** START **

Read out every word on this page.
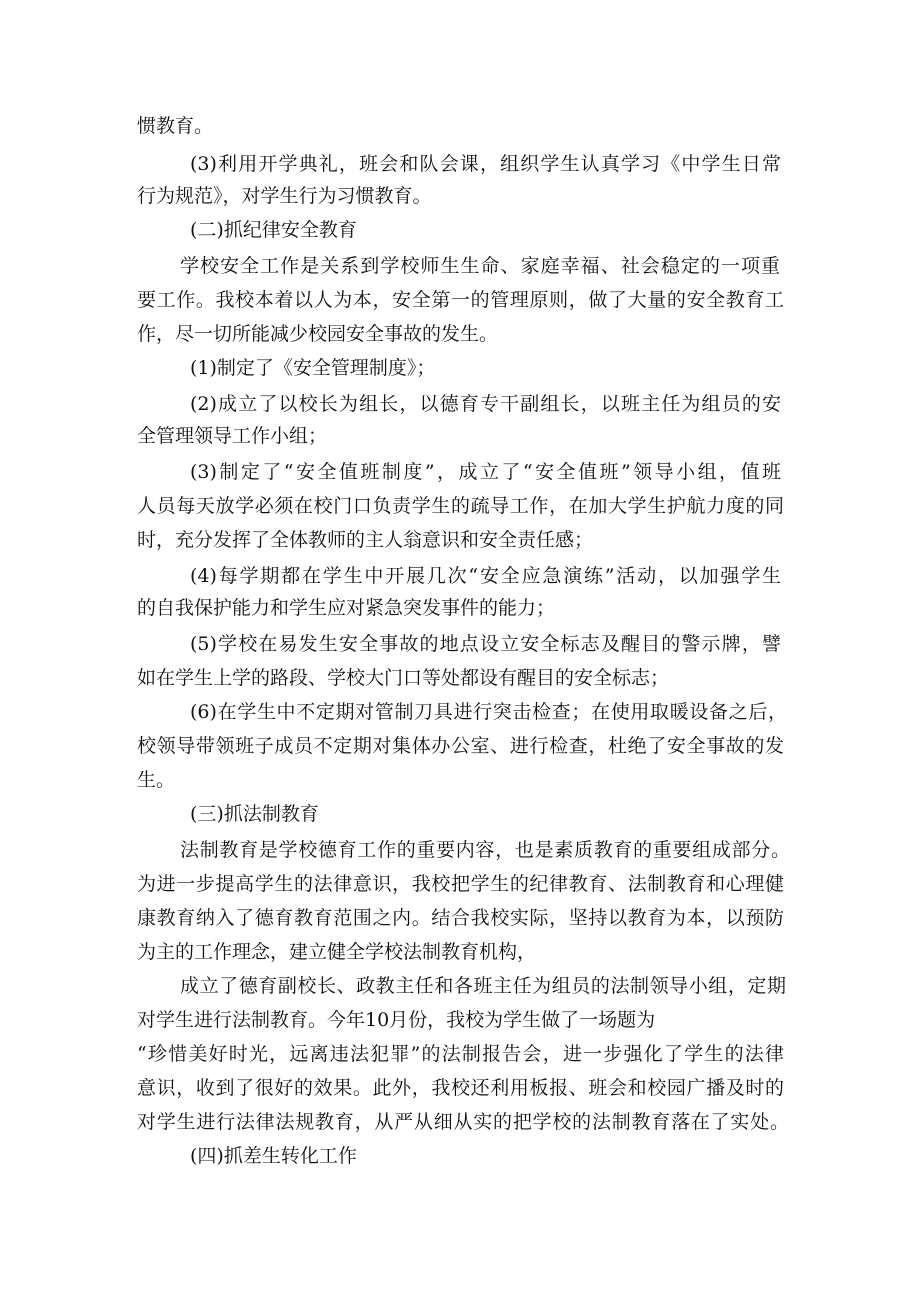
惯教育。
(3)利用开学典礼，班会和队会课，组织学生认真学习《中学生日常
行为规范》，对学生行为习惯教育。
(二)抓纪律安全教育
学校安全工作是关系到学校师生生命、家庭幸福、社会稳定的一项重
要工作。我校本着以人为本，安全第一的管理原则，做了大量的安全教育工
作，尽一切所能减少校园安全事故的发生。
(1)制定了《安全管理制度》；
(2)成立了以校长为组长，以德育专干副组长，以班主任为组员的安
全管理领导工作小组；
(3)制定了“安全值班制度”，成立了“安全值班”领导小组，值班
人员每天放学必须在校门口负责学生的疏导工作，在加大学生护航力度的同
时，充分发挥了全体教师的主人翁意识和安全责任感；
(4)每学期都在学生中开展几次“安全应急演练”活动，以加强学生
的自我保护能力和学生应对紧急突发事件的能力；
(5)学校在易发生安全事故的地点设立安全标志及醒目的警示牌，譬
如在学生上学的路段、学校大门口等处都设有醒目的安全标志；
(6)在学生中不定期对管制刀具进行突击检查；在使用取暖设备之后，
校领导带领班子成员不定期对集体办公室、进行检查，杜绝了安全事故的发
生。
(三)抓法制教育
法制教育是学校德育工作的重要内容，也是素质教育的重要组成部分。
为进一步提高学生的法律意识，我校把学生的纪律教育、法制教育和心理健
康教育纳入了德育教育范围之内。结合我校实际，坚持以教育为本，以预防
为主的工作理念，建立健全学校法制教育机构，
成立了德育副校长、政教主任和各班主任为组员的法制领导小组，定期
对学生进行法制教育。今年10月份，我校为学生做了一场题为
“珍惜美好时光，远离违法犯罪”的法制报告会，进一步强化了学生的法律
意识，收到了很好的效果。此外，我校还利用板报、班会和校园广播及时的
对学生进行法律法规教育，从严从细从实的把学校的法制教育落在了实处。
(四)抓差生转化工作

** END **

**Exercise:**
Set down the material exactly, every line of it, except for the pictures.

**Reply to the task:**
Read out every word on this page.
惯教育。
(3)利用开学典礼，班会和队会课，组织学生认真学习《中学生日常
行为规范》，对学生行为习惯教育。
(二)抓纪律安全教育
学校安全工作是关系到学校师生生命、家庭幸福、社会稳定的一项重
要工作。我校本着以人为本，安全第一的管理原则，做了大量的安全教育工
作，尽一切所能减少校园安全事故的发生。
(1)制定了《安全管理制度》；
(2)成立了以校长为组长，以德育专干副组长，以班主任为组员的安
全管理领导工作小组；
(3)制定了“安全值班制度”，成立了“安全值班”领导小组，值班
人员每天放学必须在校门口负责学生的疏导工作，在加大学生护航力度的同
时，充分发挥了全体教师的主人翁意识和安全责任感；
(4)每学期都在学生中开展几次“安全应急演练”活动，以加强学生
的自我保护能力和学生应对紧急突发事件的能力；
(5)学校在易发生安全事故的地点设立安全标志及醒目的警示牌，譬
如在学生上学的路段、学校大门口等处都设有醒目的安全标志；
(6)在学生中不定期对管制刀具进行突击检查；在使用取暖设备之后，
校领导带领班子成员不定期对集体办公室、进行检查，杜绝了安全事故的发
生。
(三)抓法制教育
法制教育是学校德育工作的重要内容，也是素质教育的重要组成部分。
为进一步提高学生的法律意识，我校把学生的纪律教育、法制教育和心理健
康教育纳入了德育教育范围之内。结合我校实际，坚持以教育为本，以预防
为主的工作理念，建立健全学校法制教育机构，
成立了德育副校长、政教主任和各班主任为组员的法制领导小组，定期
对学生进行法制教育。今年10月份，我校为学生做了一场题为
“珍惜美好时光，远离违法犯罪”的法制报告会，进一步强化了学生的法律
意识，收到了很好的效果。此外，我校还利用板报、班会和校园广播及时的
对学生进行法律法规教育，从严从细从实的把学校的法制教育落在了实处。
(四)抓差生转化工作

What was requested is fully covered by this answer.